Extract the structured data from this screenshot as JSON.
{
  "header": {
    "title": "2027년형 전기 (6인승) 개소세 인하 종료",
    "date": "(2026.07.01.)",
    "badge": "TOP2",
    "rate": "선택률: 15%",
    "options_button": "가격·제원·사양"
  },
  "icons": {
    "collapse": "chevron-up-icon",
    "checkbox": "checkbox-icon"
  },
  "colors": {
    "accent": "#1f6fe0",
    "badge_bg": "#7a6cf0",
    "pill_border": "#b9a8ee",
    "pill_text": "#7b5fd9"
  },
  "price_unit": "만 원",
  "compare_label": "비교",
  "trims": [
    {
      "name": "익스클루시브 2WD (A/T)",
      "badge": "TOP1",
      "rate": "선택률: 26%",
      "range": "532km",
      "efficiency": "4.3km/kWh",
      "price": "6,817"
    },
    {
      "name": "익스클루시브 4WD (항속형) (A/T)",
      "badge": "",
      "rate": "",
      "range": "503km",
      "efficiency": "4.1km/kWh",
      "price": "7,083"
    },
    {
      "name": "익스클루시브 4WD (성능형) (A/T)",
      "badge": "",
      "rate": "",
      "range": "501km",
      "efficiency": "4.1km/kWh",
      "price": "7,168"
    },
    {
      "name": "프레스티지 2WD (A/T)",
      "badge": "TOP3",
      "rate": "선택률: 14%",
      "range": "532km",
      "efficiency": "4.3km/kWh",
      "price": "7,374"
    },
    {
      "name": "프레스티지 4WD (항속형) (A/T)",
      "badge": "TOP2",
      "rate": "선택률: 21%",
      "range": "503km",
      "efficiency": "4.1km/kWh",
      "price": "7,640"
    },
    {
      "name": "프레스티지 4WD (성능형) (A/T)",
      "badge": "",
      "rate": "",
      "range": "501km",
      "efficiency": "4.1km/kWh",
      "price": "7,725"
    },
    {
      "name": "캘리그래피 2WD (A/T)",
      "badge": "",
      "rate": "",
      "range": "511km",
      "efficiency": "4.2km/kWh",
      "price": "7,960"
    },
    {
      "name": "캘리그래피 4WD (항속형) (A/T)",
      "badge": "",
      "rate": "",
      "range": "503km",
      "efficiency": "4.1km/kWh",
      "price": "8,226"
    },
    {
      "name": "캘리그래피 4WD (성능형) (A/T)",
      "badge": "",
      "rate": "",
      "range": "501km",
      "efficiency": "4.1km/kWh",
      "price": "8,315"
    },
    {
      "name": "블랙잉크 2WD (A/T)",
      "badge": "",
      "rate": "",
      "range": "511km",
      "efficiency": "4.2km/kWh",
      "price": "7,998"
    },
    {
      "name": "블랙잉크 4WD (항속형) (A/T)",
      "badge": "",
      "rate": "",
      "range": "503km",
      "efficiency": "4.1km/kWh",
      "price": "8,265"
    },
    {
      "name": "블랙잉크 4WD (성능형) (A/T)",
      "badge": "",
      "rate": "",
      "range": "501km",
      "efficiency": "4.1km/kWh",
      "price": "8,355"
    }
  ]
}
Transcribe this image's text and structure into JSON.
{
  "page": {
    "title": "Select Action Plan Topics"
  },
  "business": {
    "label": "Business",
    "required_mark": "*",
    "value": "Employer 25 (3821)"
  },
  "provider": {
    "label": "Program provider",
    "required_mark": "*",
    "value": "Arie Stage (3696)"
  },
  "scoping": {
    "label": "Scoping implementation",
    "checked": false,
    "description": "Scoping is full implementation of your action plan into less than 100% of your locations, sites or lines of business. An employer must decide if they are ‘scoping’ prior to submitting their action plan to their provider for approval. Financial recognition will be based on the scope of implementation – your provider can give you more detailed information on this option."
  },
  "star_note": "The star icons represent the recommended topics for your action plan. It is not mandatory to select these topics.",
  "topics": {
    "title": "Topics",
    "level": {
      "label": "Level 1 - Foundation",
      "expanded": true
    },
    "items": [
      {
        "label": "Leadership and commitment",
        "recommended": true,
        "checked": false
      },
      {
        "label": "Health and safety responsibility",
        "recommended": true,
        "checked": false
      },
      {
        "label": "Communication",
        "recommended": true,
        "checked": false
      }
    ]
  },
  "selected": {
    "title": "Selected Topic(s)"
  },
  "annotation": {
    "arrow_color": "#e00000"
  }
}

• [PROBLEM]
Write the complete data out, exactly as above.

• [CORRECT RESULT]
Extract the structured data from this screenshot as JSON.
{
  "header": {
    "title": "2027년형 전기 (6인승) 개소세 인하 종료",
    "date": "(2026.07.01.)",
    "badge": "TOP2",
    "rate": "선택률: 15%",
    "options_button": "가격·제원·사양"
  },
  "icons": {
    "collapse": "chevron-up-icon",
    "checkbox": "checkbox-icon"
  },
  "colors": {
    "accent": "#1f6fe0",
    "badge_bg": "#7a6cf0",
    "pill_border": "#b9a8ee",
    "pill_text": "#7b5fd9"
  },
  "price_unit": "만 원",
  "compare_label": "비교",
  "trims": [
    {
      "name": "익스클루시브 2WD (A/T)",
      "badge": "TOP1",
      "rate": "선택률: 26%",
      "range": "532km",
      "efficiency": "4.3km/kWh",
      "price": "6,817"
    },
    {
      "name": "익스클루시브 4WD (항속형) (A/T)",
      "badge": "",
      "rate": "",
      "range": "503km",
      "efficiency": "4.1km/kWh",
      "price": "7,083"
    },
    {
      "name": "익스클루시브 4WD (성능형) (A/T)",
      "badge": "",
      "rate": "",
      "range": "501km",
      "efficiency": "4.1km/kWh",
      "price": "7,168"
    },
    {
      "name": "프레스티지 2WD (A/T)",
      "badge": "TOP3",
      "rate": "선택률: 14%",
      "range": "532km",
      "efficiency": "4.3km/kWh",
      "price": "7,374"
    },
    {
      "name": "프레스티지 4WD (항속형) (A/T)",
      "badge": "TOP2",
      "rate": "선택률: 21%",
      "range": "503km",
      "efficiency": "4.1km/kWh",
      "price": "7,640"
    },
    {
      "name": "프레스티지 4WD (성능형) (A/T)",
      "badge": "",
      "rate": "",
      "range": "501km",
      "efficiency": "4.1km/kWh",
      "price": "7,725"
    },
    {
      "name": "캘리그래피 2WD (A/T)",
      "badge": "",
      "rate": "",
      "range": "511km",
      "efficiency": "4.2km/kWh",
      "price": "7,960"
    },
    {
      "name": "캘리그래피 4WD (항속형) (A/T)",
      "badge": "",
      "rate": "",
      "range": "503km",
      "efficiency": "4.1km/kWh",
      "price": "8,226"
    },
    {
      "name": "캘리그래피 4WD (성능형) (A/T)",
      "badge": "",
      "rate": "",
      "range": "501km",
      "efficiency": "4.1km/kWh",
      "price": "8,315"
    },
    {
      "name": "블랙잉크 2WD (A/T)",
      "badge": "",
      "rate": "",
      "range": "511km",
      "efficiency": "4.2km/kWh",
      "price": "7,998"
    },
    {
      "name": "블랙잉크 4WD (항속형) (A/T)",
      "badge": "",
      "rate": "",
      "range": "503km",
      "efficiency": "4.1km/kWh",
      "price": "8,265"
    },
    {
      "name": "블랙잉크 4WD (성능형) (A/T)",
      "badge": "",
      "rate": "",
      "range": "501km",
      "efficiency": "4.1km/kWh",
      "price": "8,355"
    }
  ]
}
Transcribe this image's text and structure into JSON.
{
  "page": {
    "title": "Select Action Plan Topics"
  },
  "business": {
    "label": "Business",
    "required_mark": "*",
    "value": "Employer 25 (3821)"
  },
  "provider": {
    "label": "Program provider",
    "required_mark": "*",
    "value": "Arie Stage (3696)"
  },
  "scoping": {
    "label": "Scoping implementation",
    "checked": false,
    "description": "Scoping is full implementation of your action plan into less than 100% of your locations, sites or lines of business. An employer must decide if they are ‘scoping’ prior to submitting their action plan to their provider for approval. Financial recognition will be based on the scope of implementation – your provider can give you more detailed information on this option."
  },
  "star_note": "The star icons represent the recommended topics for your action plan. It is not mandatory to select these topics.",
  "topics": {
    "title": "Topics",
    "level": {
      "label": "Level 1 - Foundation",
      "expanded": true
    },
    "items": [
      {
        "label": "Leadership and commitment",
        "recommended": true,
        "checked": false
      },
      {
        "label": "Health and safety responsibility",
        "recommended": true,
        "checked": false
      },
      {
        "label": "Communication",
        "recommended": true,
        "checked": false
      }
    ]
  },
  "selected": {
    "title": "Selected Topic(s)"
  },
  "annotation": {
    "arrow_color": "#e00000"
  }
}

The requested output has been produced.